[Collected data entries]
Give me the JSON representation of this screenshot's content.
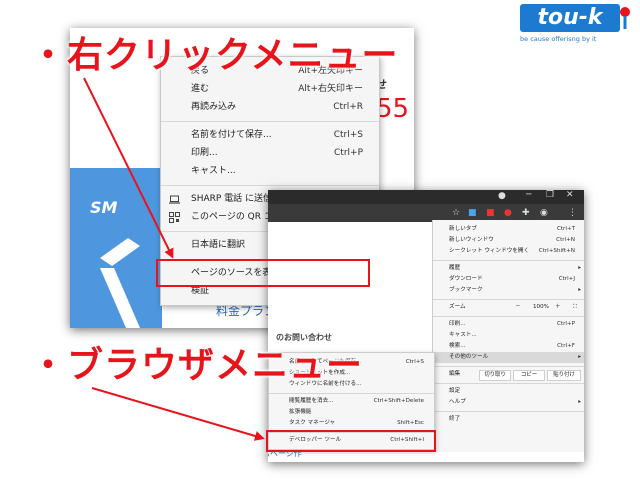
{
  "annotations": {
    "right_click_menu": "・右クリックメニュー",
    "browser_menu": "・ブラウザメニュー"
  },
  "logo": {
    "word": "tou-k",
    "tagline": "be cause offerisng by it"
  },
  "page1": {
    "logo_text": "SM",
    "heading_fragment": "せ",
    "price_fragment": "55",
    "link": "料金プラン"
  },
  "context_menu": {
    "items": [
      {
        "label": "戻る",
        "key": "Alt+左矢印キー"
      },
      {
        "label": "進む",
        "key": "Alt+右矢印キー"
      },
      {
        "label": "再読み込み",
        "key": "Ctrl+R"
      },
      {
        "label": "名前を付けて保存...",
        "key": "Ctrl+S"
      },
      {
        "label": "印刷...",
        "key": "Ctrl+P"
      },
      {
        "label": "キャスト...",
        "key": ""
      },
      {
        "label": "SHARP 電話 に送信",
        "key": ""
      },
      {
        "label": "このページの QR コードを作成",
        "key": ""
      },
      {
        "label": "日本語に翻訳",
        "key": ""
      },
      {
        "label": "ページのソースを表示",
        "key": "Ctrl+U"
      },
      {
        "label": "検証",
        "key": "Ctrl+Shift+I"
      }
    ]
  },
  "page2": {
    "heading": "のお問い合わせ",
    "link1": "ブ",
    "link2": "ムページ作"
  },
  "browser_menu": {
    "items": [
      {
        "label": "新しいタブ",
        "key": "Ctrl+T"
      },
      {
        "label": "新しいウィンドウ",
        "key": "Ctrl+N"
      },
      {
        "label": "シークレット ウィンドウを開く",
        "key": "Ctrl+Shift+N"
      },
      {
        "label": "履歴",
        "key": ""
      },
      {
        "label": "ダウンロード",
        "key": "Ctrl+J"
      },
      {
        "label": "ブックマーク",
        "key": ""
      },
      {
        "label": "印刷...",
        "key": "Ctrl+P"
      },
      {
        "label": "キャスト...",
        "key": ""
      },
      {
        "label": "検索...",
        "key": "Ctrl+F"
      },
      {
        "label": "その他のツール",
        "key": ""
      },
      {
        "label": "設定",
        "key": ""
      },
      {
        "label": "ヘルプ",
        "key": ""
      },
      {
        "label": "終了",
        "key": ""
      }
    ],
    "zoom": {
      "label": "ズーム",
      "minus": "－",
      "value": "100%",
      "plus": "＋"
    },
    "edit": {
      "label": "編集",
      "cut": "切り取り",
      "copy": "コピー",
      "paste": "貼り付け"
    }
  },
  "sub_menu": {
    "items": [
      {
        "label": "名前を付けてページを保存...",
        "key": "Ctrl+S"
      },
      {
        "label": "ショートカットを作成...",
        "key": ""
      },
      {
        "label": "ウィンドウに名前を付ける...",
        "key": ""
      },
      {
        "label": "閲覧履歴を消去...",
        "key": "Ctrl+Shift+Delete"
      },
      {
        "label": "拡張機能",
        "key": ""
      },
      {
        "label": "タスク マネージャ",
        "key": "Shift+Esc"
      },
      {
        "label": "デベロッパー ツール",
        "key": "Ctrl+Shift+I"
      }
    ]
  },
  "colors": {
    "annotation_red": "#e8141c",
    "logo_blue": "#1c7ad0"
  }
}
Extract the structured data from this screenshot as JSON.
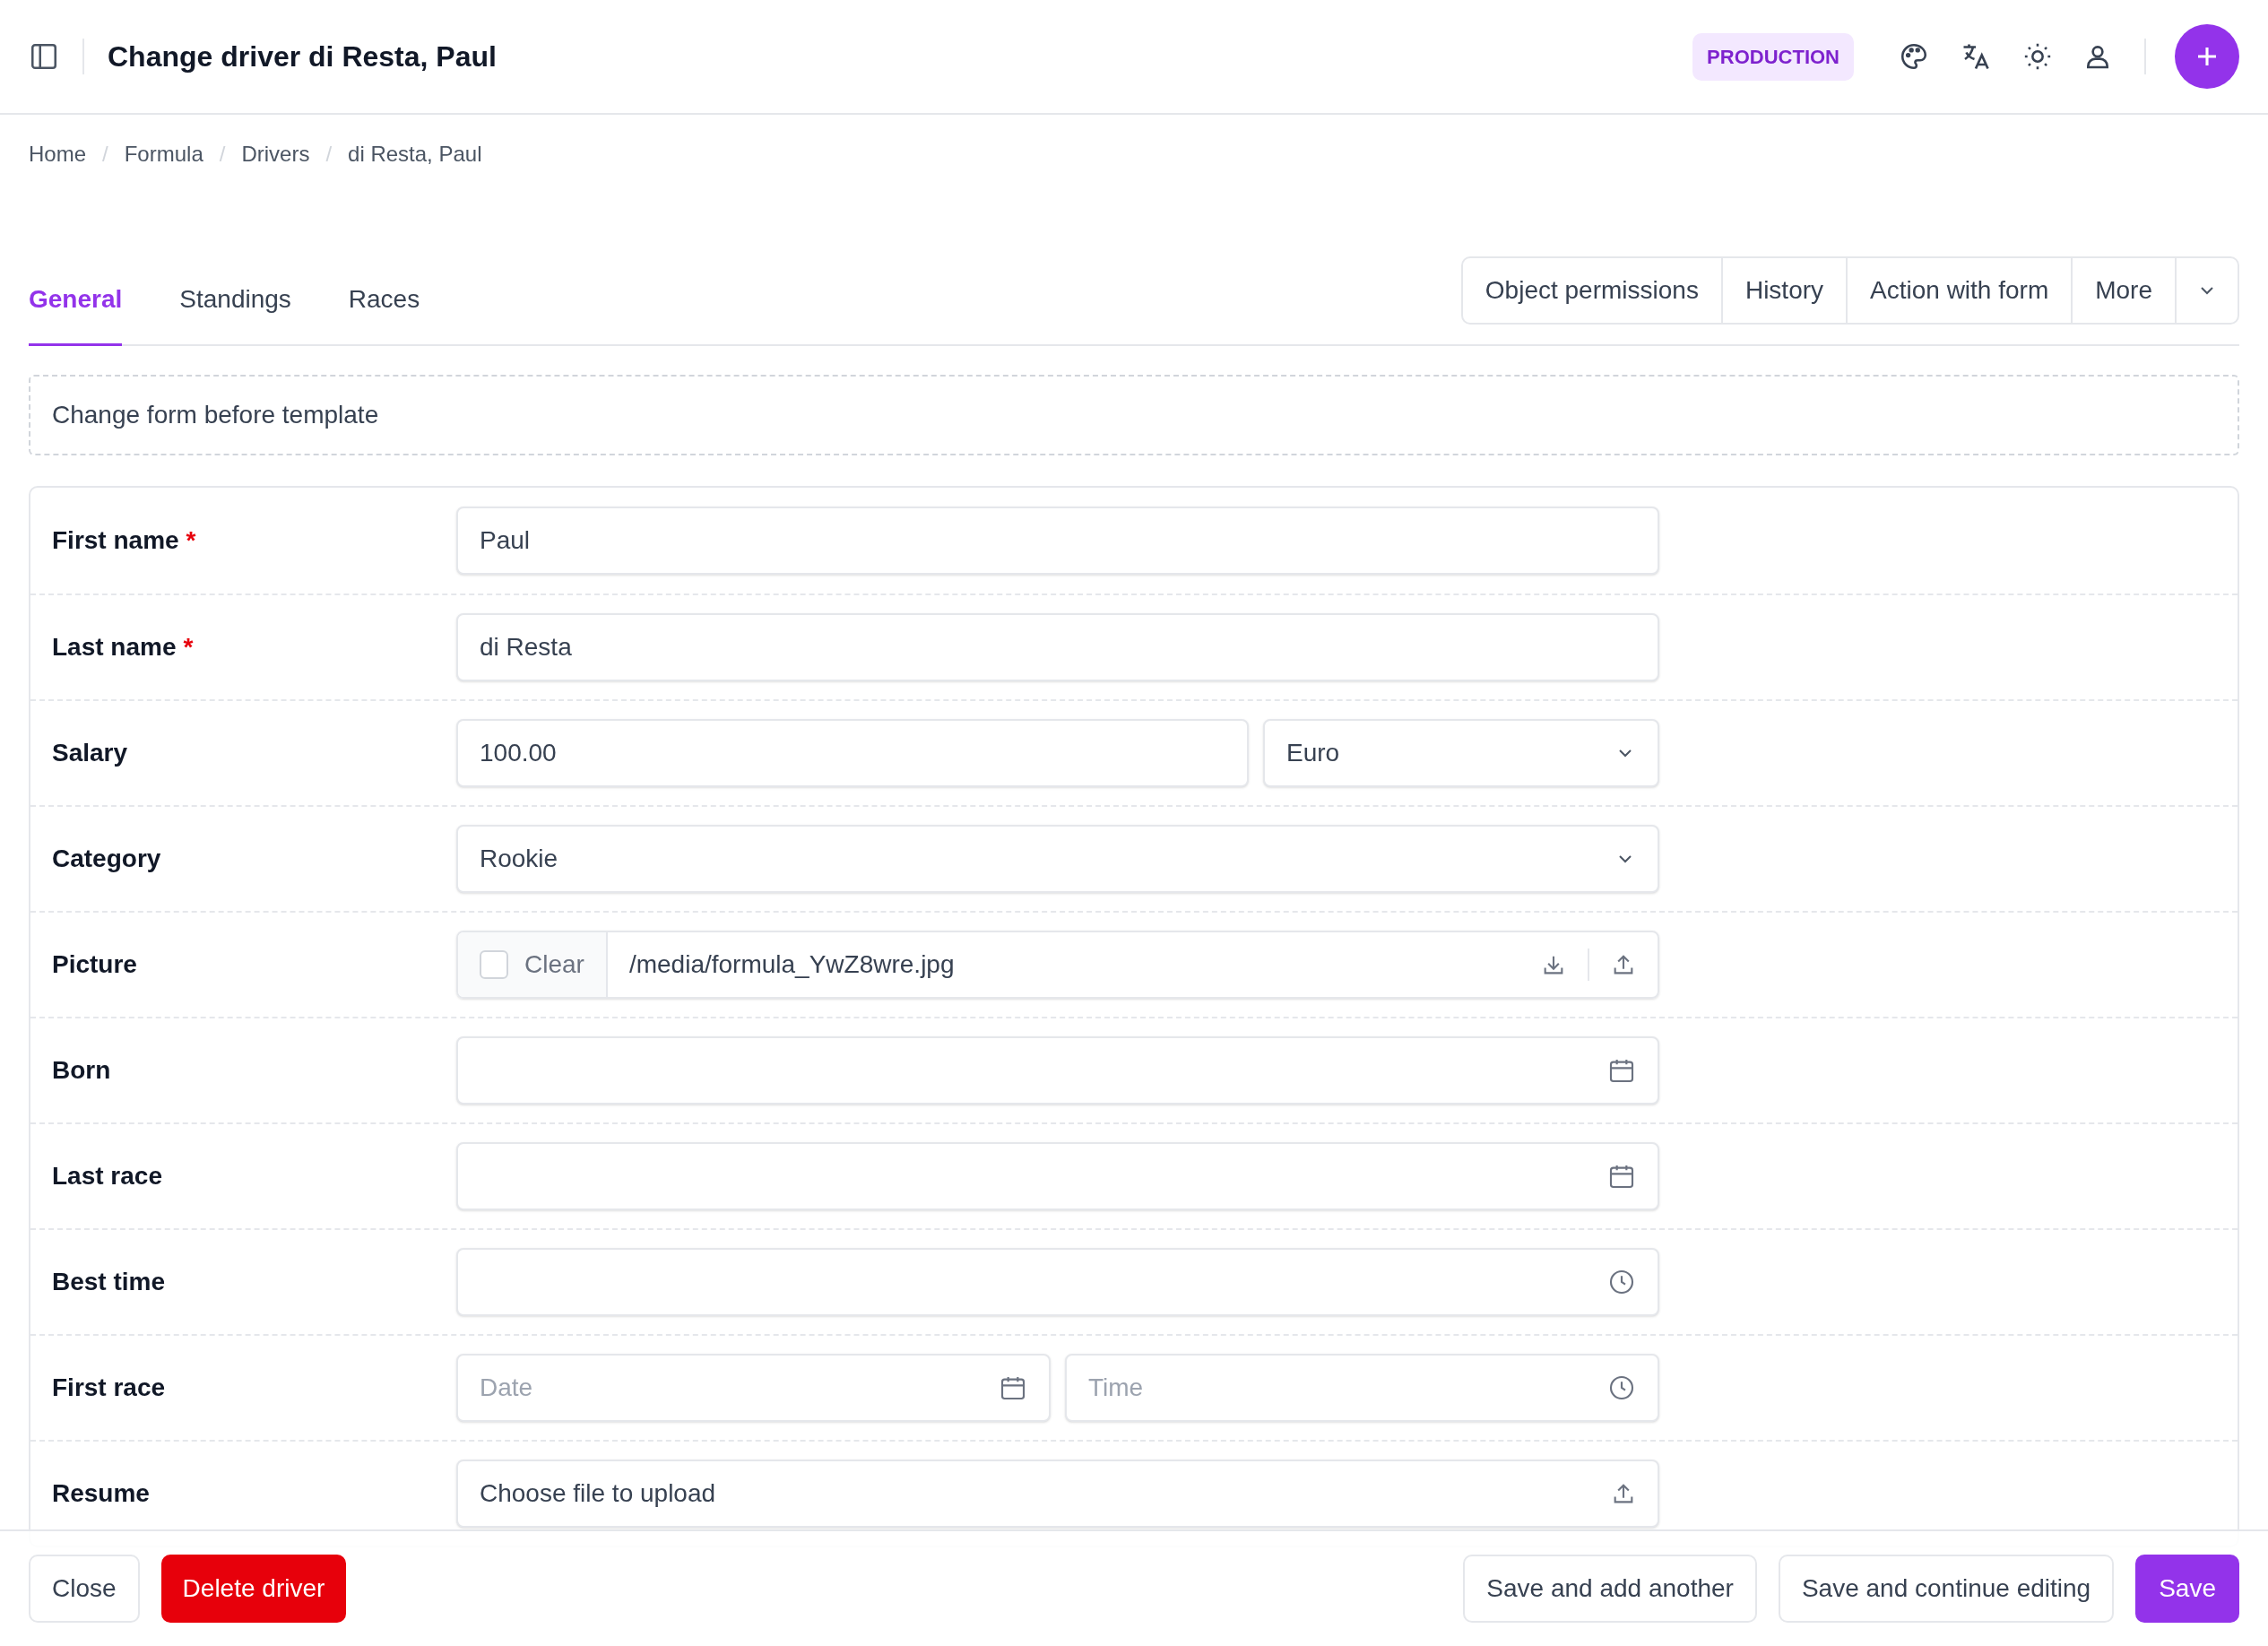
{
  "header": {
    "title": "Change driver di Resta, Paul",
    "badge": "PRODUCTION"
  },
  "breadcrumbs": [
    {
      "label": "Home"
    },
    {
      "separator": "/",
      "label": "Formula"
    },
    {
      "separator": "/",
      "label": "Drivers"
    },
    {
      "separator": "/",
      "label": "di Resta, Paul"
    }
  ],
  "tabs": [
    {
      "label": "General",
      "selected": true
    },
    {
      "label": "Standings",
      "selected": false
    },
    {
      "label": "Races",
      "selected": false
    }
  ],
  "actions": [
    "Object permissions",
    "History",
    "Action with form",
    "More"
  ],
  "notice": "Change form before template",
  "fields": [
    {
      "kind": "text",
      "label": "First name",
      "required_mark": "*",
      "value": "Paul"
    },
    {
      "kind": "text",
      "label": "Last name",
      "required_mark": "*",
      "value": "di Resta"
    },
    {
      "kind": "money",
      "label": "Salary",
      "value": "100.00",
      "currency": "Euro"
    },
    {
      "kind": "select",
      "label": "Category",
      "value": "Rookie"
    },
    {
      "kind": "file",
      "label": "Picture",
      "clear_label": "Clear",
      "clear_checked": false,
      "value": "/media/formula_YwZ8wre.jpg"
    },
    {
      "kind": "date",
      "label": "Born"
    },
    {
      "kind": "date",
      "label": "Last race"
    },
    {
      "kind": "time",
      "label": "Best time"
    },
    {
      "kind": "datetime",
      "label": "First race",
      "date_placeholder": "Date",
      "time_placeholder": "Time"
    },
    {
      "kind": "upload",
      "label": "Resume",
      "text": "Choose file to upload"
    }
  ],
  "footer": {
    "close": "Close",
    "delete": "Delete driver",
    "save_add": "Save and add another",
    "save_continue": "Save and continue editing",
    "save": "Save"
  }
}
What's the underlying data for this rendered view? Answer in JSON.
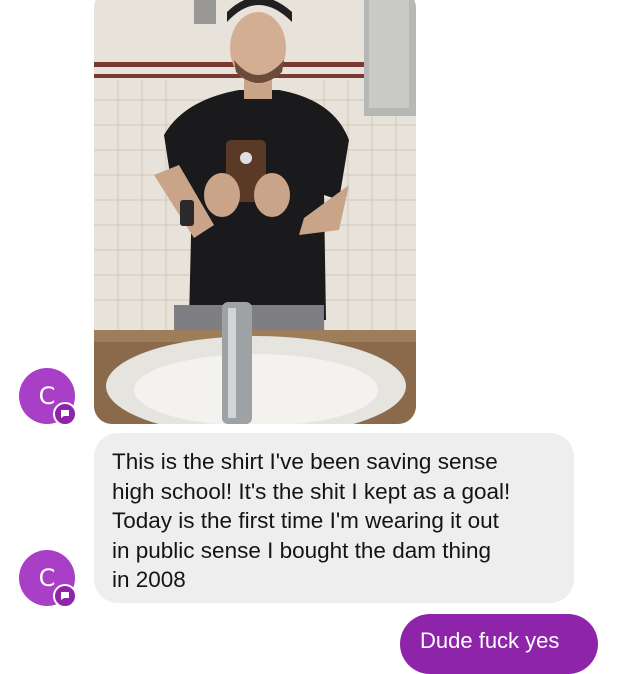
{
  "thread": {
    "contact_initial": "C",
    "colors": {
      "avatar": "#a93fc6",
      "incoming_bubble": "#eeeeee",
      "outgoing_bubble": "#8e24aa"
    },
    "messages": [
      {
        "type": "image",
        "direction": "incoming"
      },
      {
        "type": "text",
        "direction": "incoming",
        "lines": [
          "This is the shirt I've been saving sense",
          "high school! It's the shit I kept as a goal!",
          "Today is the first time I'm wearing it out",
          "in public sense I bought the dam thing",
          "in 2008"
        ]
      },
      {
        "type": "text",
        "direction": "outgoing",
        "text": "Dude fuck yes"
      }
    ]
  },
  "icons": {
    "avatar_badge": "chat-bubble-icon"
  }
}
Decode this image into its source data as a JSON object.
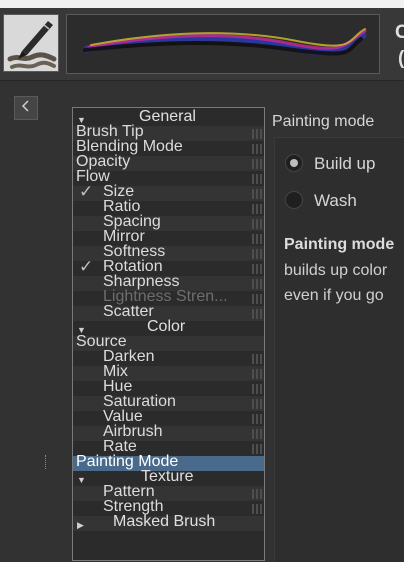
{
  "header": {
    "preset_name_fragment": "C",
    "preset_sub_fragment": "("
  },
  "option_list": {
    "rows": [
      {
        "label": "General",
        "type": "category",
        "expanded": true
      },
      {
        "label": "Brush Tip",
        "type": "item"
      },
      {
        "label": "Blending Mode",
        "type": "item"
      },
      {
        "label": "Opacity",
        "type": "item"
      },
      {
        "label": "Flow",
        "type": "item"
      },
      {
        "label": "Size",
        "type": "sub",
        "checked": true
      },
      {
        "label": "Ratio",
        "type": "sub"
      },
      {
        "label": "Spacing",
        "type": "sub"
      },
      {
        "label": "Mirror",
        "type": "sub"
      },
      {
        "label": "Softness",
        "type": "sub"
      },
      {
        "label": "Rotation",
        "type": "sub",
        "checked": true
      },
      {
        "label": "Sharpness",
        "type": "sub"
      },
      {
        "label": "Lightness Stren...",
        "type": "sub",
        "disabled": true
      },
      {
        "label": "Scatter",
        "type": "sub"
      },
      {
        "label": "Color",
        "type": "category",
        "expanded": true
      },
      {
        "label": "Source",
        "type": "item"
      },
      {
        "label": "Darken",
        "type": "sub"
      },
      {
        "label": "Mix",
        "type": "sub"
      },
      {
        "label": "Hue",
        "type": "sub"
      },
      {
        "label": "Saturation",
        "type": "sub"
      },
      {
        "label": "Value",
        "type": "sub"
      },
      {
        "label": "Airbrush",
        "type": "sub"
      },
      {
        "label": "Rate",
        "type": "sub"
      },
      {
        "label": "Painting Mode",
        "type": "item",
        "selected": true
      },
      {
        "label": "Texture",
        "type": "category",
        "expanded": true
      },
      {
        "label": "Pattern",
        "type": "sub"
      },
      {
        "label": "Strength",
        "type": "sub"
      },
      {
        "label": "Masked Brush",
        "type": "category",
        "expanded": false
      }
    ]
  },
  "panel": {
    "title": "Painting mode",
    "options": [
      {
        "label": "Build up",
        "checked": true
      },
      {
        "label": "Wash",
        "checked": false
      }
    ],
    "description_bold": "Painting mode",
    "description_lines": [
      "builds up color",
      "even if you go"
    ]
  },
  "colors": {
    "background": "#323232",
    "selection": "#4a6a8c"
  }
}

Written exercise: Copy out the lines in which the string "Shift" appears.

Final result:
        "key": "Ctrl+Shift+I"
        "key": "Ctrl+Shift+N"
        "key": "Ctrl+Shift+Delete"
        "key": "Shift+Esc"
        "key": "Ctrl+Shift+I"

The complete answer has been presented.